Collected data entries

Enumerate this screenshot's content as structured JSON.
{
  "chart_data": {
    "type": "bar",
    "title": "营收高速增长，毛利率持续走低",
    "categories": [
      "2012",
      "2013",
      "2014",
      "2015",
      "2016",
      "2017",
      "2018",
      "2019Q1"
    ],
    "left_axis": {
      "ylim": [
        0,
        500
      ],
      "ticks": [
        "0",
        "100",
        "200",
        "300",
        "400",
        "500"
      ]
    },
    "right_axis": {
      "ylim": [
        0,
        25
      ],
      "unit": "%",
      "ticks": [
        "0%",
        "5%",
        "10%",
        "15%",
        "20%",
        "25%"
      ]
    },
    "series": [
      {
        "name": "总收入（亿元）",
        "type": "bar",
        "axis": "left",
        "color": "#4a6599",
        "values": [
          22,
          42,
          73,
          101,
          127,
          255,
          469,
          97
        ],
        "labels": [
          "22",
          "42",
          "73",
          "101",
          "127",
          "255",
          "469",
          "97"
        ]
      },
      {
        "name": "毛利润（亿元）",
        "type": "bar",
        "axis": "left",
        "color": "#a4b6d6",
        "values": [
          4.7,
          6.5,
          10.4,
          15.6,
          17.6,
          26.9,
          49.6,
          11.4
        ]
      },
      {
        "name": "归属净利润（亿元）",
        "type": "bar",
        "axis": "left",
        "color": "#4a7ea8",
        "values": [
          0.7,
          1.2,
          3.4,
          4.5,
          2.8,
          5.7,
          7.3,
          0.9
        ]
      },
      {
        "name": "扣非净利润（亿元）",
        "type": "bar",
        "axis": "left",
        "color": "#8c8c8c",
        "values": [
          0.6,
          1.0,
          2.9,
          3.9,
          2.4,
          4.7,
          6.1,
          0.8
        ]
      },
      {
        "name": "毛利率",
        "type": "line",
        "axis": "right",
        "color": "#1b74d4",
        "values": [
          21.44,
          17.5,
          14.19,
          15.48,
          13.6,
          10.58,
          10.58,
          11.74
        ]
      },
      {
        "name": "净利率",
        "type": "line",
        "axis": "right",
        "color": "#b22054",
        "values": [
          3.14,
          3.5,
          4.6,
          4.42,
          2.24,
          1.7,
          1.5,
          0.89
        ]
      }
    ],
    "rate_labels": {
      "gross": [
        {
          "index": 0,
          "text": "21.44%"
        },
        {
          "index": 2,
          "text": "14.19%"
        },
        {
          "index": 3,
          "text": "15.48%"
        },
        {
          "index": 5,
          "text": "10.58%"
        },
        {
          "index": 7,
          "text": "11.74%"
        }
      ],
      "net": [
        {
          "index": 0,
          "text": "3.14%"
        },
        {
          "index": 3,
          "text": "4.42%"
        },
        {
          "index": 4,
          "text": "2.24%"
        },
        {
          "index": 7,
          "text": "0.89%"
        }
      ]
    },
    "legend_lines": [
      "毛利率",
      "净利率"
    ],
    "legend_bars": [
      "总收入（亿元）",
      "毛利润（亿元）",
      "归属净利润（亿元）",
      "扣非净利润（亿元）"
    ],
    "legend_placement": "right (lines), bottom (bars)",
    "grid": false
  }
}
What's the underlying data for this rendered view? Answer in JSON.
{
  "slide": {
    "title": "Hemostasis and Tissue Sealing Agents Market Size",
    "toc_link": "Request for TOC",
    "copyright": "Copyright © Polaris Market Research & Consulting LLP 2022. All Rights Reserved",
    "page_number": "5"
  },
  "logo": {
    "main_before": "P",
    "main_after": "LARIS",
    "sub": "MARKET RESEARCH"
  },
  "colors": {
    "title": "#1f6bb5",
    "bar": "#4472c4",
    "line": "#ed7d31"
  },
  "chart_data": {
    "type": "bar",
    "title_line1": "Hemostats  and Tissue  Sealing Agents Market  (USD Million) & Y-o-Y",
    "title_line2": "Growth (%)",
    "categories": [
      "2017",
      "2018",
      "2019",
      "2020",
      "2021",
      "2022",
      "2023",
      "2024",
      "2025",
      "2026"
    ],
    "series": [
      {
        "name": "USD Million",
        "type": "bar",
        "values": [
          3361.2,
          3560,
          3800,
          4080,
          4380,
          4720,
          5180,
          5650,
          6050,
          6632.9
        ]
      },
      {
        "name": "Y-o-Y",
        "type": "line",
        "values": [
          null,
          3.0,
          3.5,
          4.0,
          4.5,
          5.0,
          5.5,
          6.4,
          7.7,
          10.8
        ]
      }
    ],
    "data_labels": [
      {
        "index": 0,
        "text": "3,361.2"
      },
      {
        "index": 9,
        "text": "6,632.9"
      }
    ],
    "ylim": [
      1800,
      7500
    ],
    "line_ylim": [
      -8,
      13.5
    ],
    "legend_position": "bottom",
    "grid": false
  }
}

§ **Exercise**
Return all the data above once more, precisely as given.

§ **Written answer**
Enumerate this screenshot's content as structured JSON.
{
  "chart_data": {
    "type": "bar",
    "title": "营收高速增长，毛利率持续走低",
    "categories": [
      "2012",
      "2013",
      "2014",
      "2015",
      "2016",
      "2017",
      "2018",
      "2019Q1"
    ],
    "left_axis": {
      "ylim": [
        0,
        500
      ],
      "ticks": [
        "0",
        "100",
        "200",
        "300",
        "400",
        "500"
      ]
    },
    "right_axis": {
      "ylim": [
        0,
        25
      ],
      "unit": "%",
      "ticks": [
        "0%",
        "5%",
        "10%",
        "15%",
        "20%",
        "25%"
      ]
    },
    "series": [
      {
        "name": "总收入（亿元）",
        "type": "bar",
        "axis": "left",
        "color": "#4a6599",
        "values": [
          22,
          42,
          73,
          101,
          127,
          255,
          469,
          97
        ],
        "labels": [
          "22",
          "42",
          "73",
          "101",
          "127",
          "255",
          "469",
          "97"
        ]
      },
      {
        "name": "毛利润（亿元）",
        "type": "bar",
        "axis": "left",
        "color": "#a4b6d6",
        "values": [
          4.7,
          6.5,
          10.4,
          15.6,
          17.6,
          26.9,
          49.6,
          11.4
        ]
      },
      {
        "name": "归属净利润（亿元）",
        "type": "bar",
        "axis": "left",
        "color": "#4a7ea8",
        "values": [
          0.7,
          1.2,
          3.4,
          4.5,
          2.8,
          5.7,
          7.3,
          0.9
        ]
      },
      {
        "name": "扣非净利润（亿元）",
        "type": "bar",
        "axis": "left",
        "color": "#8c8c8c",
        "values": [
          0.6,
          1.0,
          2.9,
          3.9,
          2.4,
          4.7,
          6.1,
          0.8
        ]
      },
      {
        "name": "毛利率",
        "type": "line",
        "axis": "right",
        "color": "#1b74d4",
        "values": [
          21.44,
          17.5,
          14.19,
          15.48,
          13.6,
          10.58,
          10.58,
          11.74
        ]
      },
      {
        "name": "净利率",
        "type": "line",
        "axis": "right",
        "color": "#b22054",
        "values": [
          3.14,
          3.5,
          4.6,
          4.42,
          2.24,
          1.7,
          1.5,
          0.89
        ]
      }
    ],
    "rate_labels": {
      "gross": [
        {
          "index": 0,
          "text": "21.44%"
        },
        {
          "index": 2,
          "text": "14.19%"
        },
        {
          "index": 3,
          "text": "15.48%"
        },
        {
          "index": 5,
          "text": "10.58%"
        },
        {
          "index": 7,
          "text": "11.74%"
        }
      ],
      "net": [
        {
          "index": 0,
          "text": "3.14%"
        },
        {
          "index": 3,
          "text": "4.42%"
        },
        {
          "index": 4,
          "text": "2.24%"
        },
        {
          "index": 7,
          "text": "0.89%"
        }
      ]
    },
    "legend_lines": [
      "毛利率",
      "净利率"
    ],
    "legend_bars": [
      "总收入（亿元）",
      "毛利润（亿元）",
      "归属净利润（亿元）",
      "扣非净利润（亿元）"
    ],
    "legend_placement": "right (lines), bottom (bars)",
    "grid": false
  }
}
What's the underlying data for this rendered view? Answer in JSON.
{
  "slide": {
    "title": "Hemostasis and Tissue Sealing Agents Market Size",
    "toc_link": "Request for TOC",
    "copyright": "Copyright © Polaris Market Research & Consulting LLP 2022. All Rights Reserved",
    "page_number": "5"
  },
  "logo": {
    "main_before": "P",
    "main_after": "LARIS",
    "sub": "MARKET RESEARCH"
  },
  "colors": {
    "title": "#1f6bb5",
    "bar": "#4472c4",
    "line": "#ed7d31"
  },
  "chart_data": {
    "type": "bar",
    "title_line1": "Hemostats  and Tissue  Sealing Agents Market  (USD Million) & Y-o-Y",
    "title_line2": "Growth (%)",
    "categories": [
      "2017",
      "2018",
      "2019",
      "2020",
      "2021",
      "2022",
      "2023",
      "2024",
      "2025",
      "2026"
    ],
    "series": [
      {
        "name": "USD Million",
        "type": "bar",
        "values": [
          3361.2,
          3560,
          3800,
          4080,
          4380,
          4720,
          5180,
          5650,
          6050,
          6632.9
        ]
      },
      {
        "name": "Y-o-Y",
        "type": "line",
        "values": [
          null,
          3.0,
          3.5,
          4.0,
          4.5,
          5.0,
          5.5,
          6.4,
          7.7,
          10.8
        ]
      }
    ],
    "data_labels": [
      {
        "index": 0,
        "text": "3,361.2"
      },
      {
        "index": 9,
        "text": "6,632.9"
      }
    ],
    "ylim": [
      1800,
      7500
    ],
    "line_ylim": [
      -8,
      13.5
    ],
    "legend_position": "bottom",
    "grid": false
  }
}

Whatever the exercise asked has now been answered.